*Task prompt*:
Every line below that mentions the word "Simple" should be copied out.

-- START OF Provided entries --

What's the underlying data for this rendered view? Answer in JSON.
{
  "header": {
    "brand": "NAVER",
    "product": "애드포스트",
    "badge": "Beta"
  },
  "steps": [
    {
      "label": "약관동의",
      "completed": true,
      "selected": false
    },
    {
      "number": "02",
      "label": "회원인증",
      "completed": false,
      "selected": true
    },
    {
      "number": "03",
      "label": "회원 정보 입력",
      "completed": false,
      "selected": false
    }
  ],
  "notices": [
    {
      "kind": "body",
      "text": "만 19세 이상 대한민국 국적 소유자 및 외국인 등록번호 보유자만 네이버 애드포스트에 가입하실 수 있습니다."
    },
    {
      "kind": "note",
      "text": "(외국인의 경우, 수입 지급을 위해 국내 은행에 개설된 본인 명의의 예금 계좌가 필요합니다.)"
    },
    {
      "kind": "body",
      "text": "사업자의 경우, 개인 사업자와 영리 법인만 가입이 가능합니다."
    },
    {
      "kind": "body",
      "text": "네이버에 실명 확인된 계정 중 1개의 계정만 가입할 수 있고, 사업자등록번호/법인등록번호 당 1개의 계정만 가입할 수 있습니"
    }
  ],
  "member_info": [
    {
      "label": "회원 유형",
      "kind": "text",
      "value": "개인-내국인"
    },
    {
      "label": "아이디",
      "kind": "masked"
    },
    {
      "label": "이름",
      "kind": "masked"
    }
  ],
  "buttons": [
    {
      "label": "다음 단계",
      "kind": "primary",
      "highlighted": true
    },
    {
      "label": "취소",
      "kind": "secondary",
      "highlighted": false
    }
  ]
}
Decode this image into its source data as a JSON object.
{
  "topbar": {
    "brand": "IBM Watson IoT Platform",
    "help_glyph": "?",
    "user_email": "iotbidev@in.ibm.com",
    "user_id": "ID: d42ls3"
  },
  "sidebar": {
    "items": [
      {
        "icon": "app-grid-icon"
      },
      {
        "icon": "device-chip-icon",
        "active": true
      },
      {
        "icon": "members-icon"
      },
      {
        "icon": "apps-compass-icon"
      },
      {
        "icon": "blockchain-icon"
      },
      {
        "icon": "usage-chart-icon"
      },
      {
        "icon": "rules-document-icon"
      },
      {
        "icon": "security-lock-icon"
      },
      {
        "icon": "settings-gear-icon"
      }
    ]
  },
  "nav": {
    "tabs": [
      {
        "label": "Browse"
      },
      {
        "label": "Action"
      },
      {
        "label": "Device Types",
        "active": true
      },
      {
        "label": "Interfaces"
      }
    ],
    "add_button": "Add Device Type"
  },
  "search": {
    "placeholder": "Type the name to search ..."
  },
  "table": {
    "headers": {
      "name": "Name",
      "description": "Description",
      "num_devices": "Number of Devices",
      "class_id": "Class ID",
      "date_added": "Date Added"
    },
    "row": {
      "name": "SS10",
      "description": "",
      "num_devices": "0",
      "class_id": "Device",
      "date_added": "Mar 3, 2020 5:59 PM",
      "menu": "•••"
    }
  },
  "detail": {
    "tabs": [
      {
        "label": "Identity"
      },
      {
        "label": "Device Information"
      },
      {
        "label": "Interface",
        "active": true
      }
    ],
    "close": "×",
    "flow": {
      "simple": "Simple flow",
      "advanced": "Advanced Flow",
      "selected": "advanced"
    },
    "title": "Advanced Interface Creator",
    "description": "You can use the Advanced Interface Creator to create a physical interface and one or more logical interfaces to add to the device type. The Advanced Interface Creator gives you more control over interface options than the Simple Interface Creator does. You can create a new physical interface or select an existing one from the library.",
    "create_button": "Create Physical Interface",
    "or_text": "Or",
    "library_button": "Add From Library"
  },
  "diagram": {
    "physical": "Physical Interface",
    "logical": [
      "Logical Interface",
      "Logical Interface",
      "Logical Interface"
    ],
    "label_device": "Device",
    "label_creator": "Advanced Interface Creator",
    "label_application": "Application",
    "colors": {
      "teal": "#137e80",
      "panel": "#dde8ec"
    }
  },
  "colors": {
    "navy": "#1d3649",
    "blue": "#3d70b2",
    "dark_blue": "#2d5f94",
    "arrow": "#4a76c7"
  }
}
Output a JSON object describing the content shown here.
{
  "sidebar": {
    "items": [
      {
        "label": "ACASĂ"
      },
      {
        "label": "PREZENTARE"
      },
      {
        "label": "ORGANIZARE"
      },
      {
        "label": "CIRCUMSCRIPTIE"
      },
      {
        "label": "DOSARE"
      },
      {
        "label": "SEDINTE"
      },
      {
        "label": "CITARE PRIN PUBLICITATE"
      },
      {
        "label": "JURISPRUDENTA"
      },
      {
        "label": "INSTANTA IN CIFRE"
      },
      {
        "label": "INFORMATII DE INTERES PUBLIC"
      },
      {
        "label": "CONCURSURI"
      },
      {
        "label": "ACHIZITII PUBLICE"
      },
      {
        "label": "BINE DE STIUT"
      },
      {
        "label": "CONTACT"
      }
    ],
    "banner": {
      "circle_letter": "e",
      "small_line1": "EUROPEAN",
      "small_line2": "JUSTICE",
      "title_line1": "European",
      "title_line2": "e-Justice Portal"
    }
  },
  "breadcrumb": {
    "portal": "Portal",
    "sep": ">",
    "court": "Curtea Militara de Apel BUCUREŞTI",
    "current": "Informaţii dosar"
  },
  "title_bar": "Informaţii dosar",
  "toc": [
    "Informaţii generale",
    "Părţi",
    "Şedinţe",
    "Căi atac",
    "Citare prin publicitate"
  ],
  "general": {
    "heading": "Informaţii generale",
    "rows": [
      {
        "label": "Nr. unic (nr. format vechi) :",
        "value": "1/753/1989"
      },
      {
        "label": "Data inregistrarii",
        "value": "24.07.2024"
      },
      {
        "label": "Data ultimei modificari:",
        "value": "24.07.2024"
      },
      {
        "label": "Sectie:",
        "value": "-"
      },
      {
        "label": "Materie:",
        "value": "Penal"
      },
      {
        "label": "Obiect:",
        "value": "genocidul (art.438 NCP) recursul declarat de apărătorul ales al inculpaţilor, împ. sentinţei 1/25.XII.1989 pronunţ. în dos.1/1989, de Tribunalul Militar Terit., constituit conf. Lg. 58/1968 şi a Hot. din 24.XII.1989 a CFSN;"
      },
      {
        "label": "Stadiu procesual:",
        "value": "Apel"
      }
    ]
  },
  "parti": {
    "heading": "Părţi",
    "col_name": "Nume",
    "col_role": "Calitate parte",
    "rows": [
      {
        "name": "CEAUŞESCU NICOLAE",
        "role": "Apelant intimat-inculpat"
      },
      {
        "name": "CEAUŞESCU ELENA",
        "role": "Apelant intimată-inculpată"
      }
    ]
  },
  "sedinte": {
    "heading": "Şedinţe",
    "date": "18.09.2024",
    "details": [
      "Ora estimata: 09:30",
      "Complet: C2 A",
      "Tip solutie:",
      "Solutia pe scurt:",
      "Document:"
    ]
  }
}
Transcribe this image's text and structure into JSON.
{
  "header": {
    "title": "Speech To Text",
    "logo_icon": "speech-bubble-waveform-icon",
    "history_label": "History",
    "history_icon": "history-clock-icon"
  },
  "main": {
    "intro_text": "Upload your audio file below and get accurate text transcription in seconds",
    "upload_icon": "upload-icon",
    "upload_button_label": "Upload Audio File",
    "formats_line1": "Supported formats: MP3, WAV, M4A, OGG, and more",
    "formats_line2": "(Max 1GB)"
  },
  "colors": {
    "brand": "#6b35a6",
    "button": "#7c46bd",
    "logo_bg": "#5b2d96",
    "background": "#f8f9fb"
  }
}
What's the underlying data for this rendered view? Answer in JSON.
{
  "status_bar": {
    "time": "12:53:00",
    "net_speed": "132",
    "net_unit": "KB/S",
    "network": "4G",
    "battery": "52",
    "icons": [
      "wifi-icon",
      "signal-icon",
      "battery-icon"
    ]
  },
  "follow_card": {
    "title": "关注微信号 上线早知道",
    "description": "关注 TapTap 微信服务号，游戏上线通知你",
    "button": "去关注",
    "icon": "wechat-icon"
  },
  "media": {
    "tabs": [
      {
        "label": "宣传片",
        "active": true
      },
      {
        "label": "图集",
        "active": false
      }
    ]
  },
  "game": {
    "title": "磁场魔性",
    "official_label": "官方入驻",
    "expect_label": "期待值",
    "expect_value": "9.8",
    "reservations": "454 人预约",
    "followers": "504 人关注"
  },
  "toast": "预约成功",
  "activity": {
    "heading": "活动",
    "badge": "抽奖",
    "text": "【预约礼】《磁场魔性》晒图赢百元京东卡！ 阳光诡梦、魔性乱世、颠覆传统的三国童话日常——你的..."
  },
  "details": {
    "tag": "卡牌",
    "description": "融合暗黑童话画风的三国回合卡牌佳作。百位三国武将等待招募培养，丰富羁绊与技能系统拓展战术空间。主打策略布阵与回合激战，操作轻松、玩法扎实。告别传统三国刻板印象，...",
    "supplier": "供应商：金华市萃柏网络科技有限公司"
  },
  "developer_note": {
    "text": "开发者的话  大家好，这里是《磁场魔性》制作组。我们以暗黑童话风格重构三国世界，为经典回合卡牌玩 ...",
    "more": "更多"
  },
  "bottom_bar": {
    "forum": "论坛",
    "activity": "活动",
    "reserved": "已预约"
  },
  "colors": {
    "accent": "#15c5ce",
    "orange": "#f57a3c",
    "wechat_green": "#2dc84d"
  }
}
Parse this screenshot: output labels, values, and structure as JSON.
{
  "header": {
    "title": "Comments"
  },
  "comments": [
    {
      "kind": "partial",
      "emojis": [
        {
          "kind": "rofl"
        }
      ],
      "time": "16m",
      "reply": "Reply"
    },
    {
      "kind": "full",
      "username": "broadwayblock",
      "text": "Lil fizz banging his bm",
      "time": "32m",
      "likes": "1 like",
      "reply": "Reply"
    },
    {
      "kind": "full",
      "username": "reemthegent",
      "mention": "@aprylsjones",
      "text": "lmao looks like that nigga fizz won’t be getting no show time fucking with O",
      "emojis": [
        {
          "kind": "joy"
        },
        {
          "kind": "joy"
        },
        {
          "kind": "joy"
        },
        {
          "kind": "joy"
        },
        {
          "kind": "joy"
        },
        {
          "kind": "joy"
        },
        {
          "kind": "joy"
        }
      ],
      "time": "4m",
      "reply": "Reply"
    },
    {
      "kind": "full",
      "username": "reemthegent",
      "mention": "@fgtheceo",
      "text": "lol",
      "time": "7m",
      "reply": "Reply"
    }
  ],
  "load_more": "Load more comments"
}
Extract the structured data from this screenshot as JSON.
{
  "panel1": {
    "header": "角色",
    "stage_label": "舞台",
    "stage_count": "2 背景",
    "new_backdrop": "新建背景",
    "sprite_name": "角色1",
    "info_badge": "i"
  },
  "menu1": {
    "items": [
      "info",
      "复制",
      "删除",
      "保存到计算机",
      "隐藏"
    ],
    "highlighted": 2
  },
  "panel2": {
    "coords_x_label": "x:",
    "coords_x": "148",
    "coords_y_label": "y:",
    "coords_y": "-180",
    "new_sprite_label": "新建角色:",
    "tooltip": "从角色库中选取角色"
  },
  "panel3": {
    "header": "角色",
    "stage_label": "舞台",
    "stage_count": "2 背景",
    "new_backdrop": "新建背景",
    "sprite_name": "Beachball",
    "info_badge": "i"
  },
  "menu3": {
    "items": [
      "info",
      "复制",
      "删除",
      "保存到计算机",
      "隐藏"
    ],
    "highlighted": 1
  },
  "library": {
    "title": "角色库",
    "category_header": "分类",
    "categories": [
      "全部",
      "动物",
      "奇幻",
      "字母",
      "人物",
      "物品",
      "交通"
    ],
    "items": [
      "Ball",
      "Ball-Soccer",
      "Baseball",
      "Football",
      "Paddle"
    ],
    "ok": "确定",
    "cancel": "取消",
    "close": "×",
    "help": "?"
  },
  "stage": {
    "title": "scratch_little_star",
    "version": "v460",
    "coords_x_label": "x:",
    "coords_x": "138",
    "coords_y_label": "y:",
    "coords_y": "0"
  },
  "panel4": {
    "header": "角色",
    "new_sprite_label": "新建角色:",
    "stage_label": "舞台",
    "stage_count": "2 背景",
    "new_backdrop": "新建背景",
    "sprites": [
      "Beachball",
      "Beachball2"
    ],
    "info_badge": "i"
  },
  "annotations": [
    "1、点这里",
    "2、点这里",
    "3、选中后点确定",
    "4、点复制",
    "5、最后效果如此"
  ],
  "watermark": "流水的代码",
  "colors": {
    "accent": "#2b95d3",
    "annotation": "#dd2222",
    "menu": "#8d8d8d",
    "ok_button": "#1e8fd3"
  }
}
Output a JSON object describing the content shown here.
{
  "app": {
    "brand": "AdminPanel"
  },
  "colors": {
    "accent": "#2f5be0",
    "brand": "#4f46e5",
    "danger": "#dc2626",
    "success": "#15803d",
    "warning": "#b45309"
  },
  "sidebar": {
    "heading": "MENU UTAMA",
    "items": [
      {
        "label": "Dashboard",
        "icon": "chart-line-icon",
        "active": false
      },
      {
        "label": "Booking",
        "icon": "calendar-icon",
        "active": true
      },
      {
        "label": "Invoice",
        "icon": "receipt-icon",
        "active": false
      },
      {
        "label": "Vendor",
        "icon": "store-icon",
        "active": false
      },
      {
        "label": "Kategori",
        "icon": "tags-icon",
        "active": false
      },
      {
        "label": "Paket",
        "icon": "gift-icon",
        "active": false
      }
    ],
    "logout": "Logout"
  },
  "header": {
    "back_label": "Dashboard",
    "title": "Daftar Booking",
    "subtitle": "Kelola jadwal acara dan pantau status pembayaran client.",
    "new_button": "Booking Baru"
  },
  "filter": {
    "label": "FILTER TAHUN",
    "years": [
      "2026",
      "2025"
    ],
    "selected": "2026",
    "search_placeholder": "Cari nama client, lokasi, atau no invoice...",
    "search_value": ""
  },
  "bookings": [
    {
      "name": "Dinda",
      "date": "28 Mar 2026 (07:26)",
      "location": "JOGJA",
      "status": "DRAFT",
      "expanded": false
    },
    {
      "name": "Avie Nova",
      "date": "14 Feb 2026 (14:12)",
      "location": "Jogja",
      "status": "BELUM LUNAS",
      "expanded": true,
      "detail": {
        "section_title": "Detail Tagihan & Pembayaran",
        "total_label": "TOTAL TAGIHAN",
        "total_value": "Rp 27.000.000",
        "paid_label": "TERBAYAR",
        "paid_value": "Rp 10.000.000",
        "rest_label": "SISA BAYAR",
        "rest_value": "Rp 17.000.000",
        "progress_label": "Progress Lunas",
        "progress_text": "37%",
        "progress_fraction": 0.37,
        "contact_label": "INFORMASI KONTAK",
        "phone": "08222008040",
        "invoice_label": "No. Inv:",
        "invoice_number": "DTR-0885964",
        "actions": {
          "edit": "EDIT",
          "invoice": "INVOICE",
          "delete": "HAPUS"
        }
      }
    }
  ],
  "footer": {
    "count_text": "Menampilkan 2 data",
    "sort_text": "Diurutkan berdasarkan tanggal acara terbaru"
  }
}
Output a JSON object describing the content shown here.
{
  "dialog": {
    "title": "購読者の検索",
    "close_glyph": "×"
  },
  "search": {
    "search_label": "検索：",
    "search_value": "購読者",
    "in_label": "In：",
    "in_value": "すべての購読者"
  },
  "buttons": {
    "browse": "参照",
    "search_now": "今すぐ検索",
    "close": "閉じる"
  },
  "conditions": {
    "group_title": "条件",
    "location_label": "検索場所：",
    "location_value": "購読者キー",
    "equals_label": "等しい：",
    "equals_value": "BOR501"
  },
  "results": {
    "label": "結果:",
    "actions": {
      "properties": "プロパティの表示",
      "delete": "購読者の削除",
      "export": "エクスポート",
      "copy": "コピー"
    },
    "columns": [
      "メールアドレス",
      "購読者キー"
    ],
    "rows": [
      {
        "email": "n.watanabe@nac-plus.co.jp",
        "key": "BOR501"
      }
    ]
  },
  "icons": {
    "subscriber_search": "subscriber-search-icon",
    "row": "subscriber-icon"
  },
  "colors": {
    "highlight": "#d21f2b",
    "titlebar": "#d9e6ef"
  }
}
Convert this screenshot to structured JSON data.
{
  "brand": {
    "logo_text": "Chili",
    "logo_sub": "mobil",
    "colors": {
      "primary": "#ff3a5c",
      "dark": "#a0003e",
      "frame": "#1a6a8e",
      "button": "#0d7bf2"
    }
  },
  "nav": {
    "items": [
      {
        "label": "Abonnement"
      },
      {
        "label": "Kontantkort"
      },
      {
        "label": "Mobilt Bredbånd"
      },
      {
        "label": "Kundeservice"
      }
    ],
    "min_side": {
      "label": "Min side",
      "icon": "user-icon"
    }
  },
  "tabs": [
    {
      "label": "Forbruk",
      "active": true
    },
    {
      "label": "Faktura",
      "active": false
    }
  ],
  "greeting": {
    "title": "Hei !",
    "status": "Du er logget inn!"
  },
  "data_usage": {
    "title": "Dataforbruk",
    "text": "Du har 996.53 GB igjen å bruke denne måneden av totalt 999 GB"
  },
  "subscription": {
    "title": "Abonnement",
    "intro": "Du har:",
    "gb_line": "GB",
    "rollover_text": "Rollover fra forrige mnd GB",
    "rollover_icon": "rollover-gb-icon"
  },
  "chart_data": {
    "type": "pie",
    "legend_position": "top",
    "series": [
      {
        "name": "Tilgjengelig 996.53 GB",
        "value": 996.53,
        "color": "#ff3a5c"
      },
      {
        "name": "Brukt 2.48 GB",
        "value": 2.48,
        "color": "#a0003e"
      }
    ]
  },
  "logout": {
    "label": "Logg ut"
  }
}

-- END OF Provided entries --

*Answer to the task*:
      "simple": "Simple flow",
    "description": "You can use the Advanced Interface Creator to create a physical interface and one or more logical interfaces to add to the device type. The Advanced Interface Creator gives you more control over interface options than the Simple Interface Creator does. You can create a new physical interface or select an existing one from the library.",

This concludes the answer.